**Work to complete**
List every country or city named in the news report on North Korea's food shortage below, each one once.

**Extracted text**
## BEGIN

Seoul, Jul 10 (EFE).- South Korean Unification Minister Kwon Young-se said Monday that North Korea continues to suffer a grave food crisis despite the regime having recently increased grain imports from China.
“North Korea’s food crisis stabilized a little bit after the North Korean leadership made efforts for food imports from China. But the country’s food situation is still very difficult,” Kwon told the media during a visit to Hanawon, a resettlement education center for North Korean defectors.
Kwon said there have been cases of starvation deaths in certain areas of North Korea, and the problem has extended to other parts of the country due to supply disruptions.
Seoul, as well as several humanitarian organizations, believe that Pyongyang’s strict border closure in early 2020 greatly worsened the country’s poor food situation by stopping informal trade by smugglers crossing to and from China.
This re-centralization of food distribution has strengthened the regime’s control over the population, but it has also boosted the price of grains in North Korean markets, according to various analyzes drawn up from telephone communications with North Korean citizens.

## END

**Dataset extract**
## BEGIN

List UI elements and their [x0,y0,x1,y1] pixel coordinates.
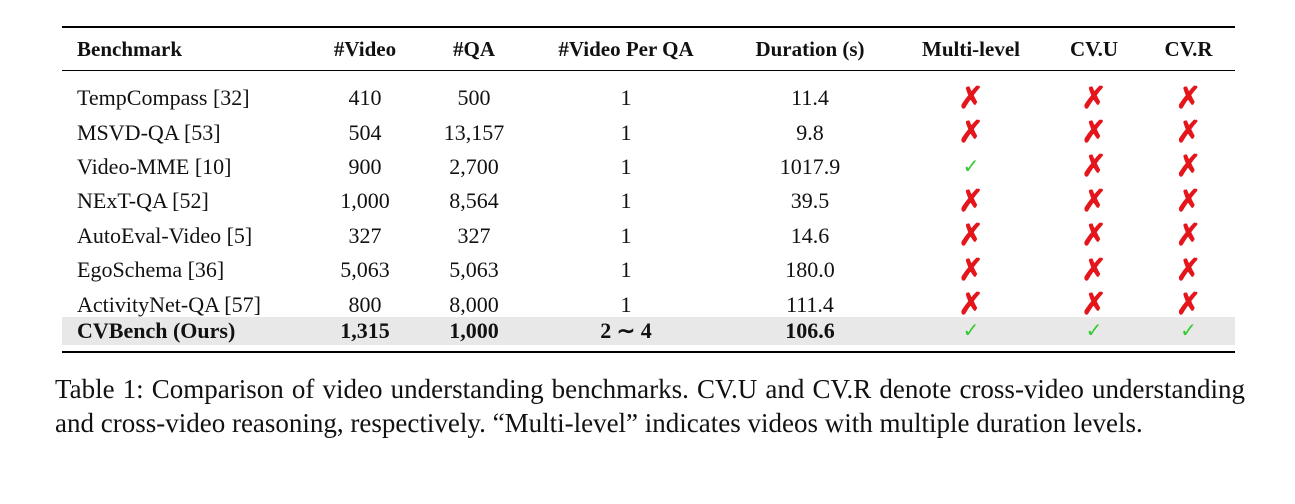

## END

**Exercise answer**
Seoul, North Korea, China, Pyongyang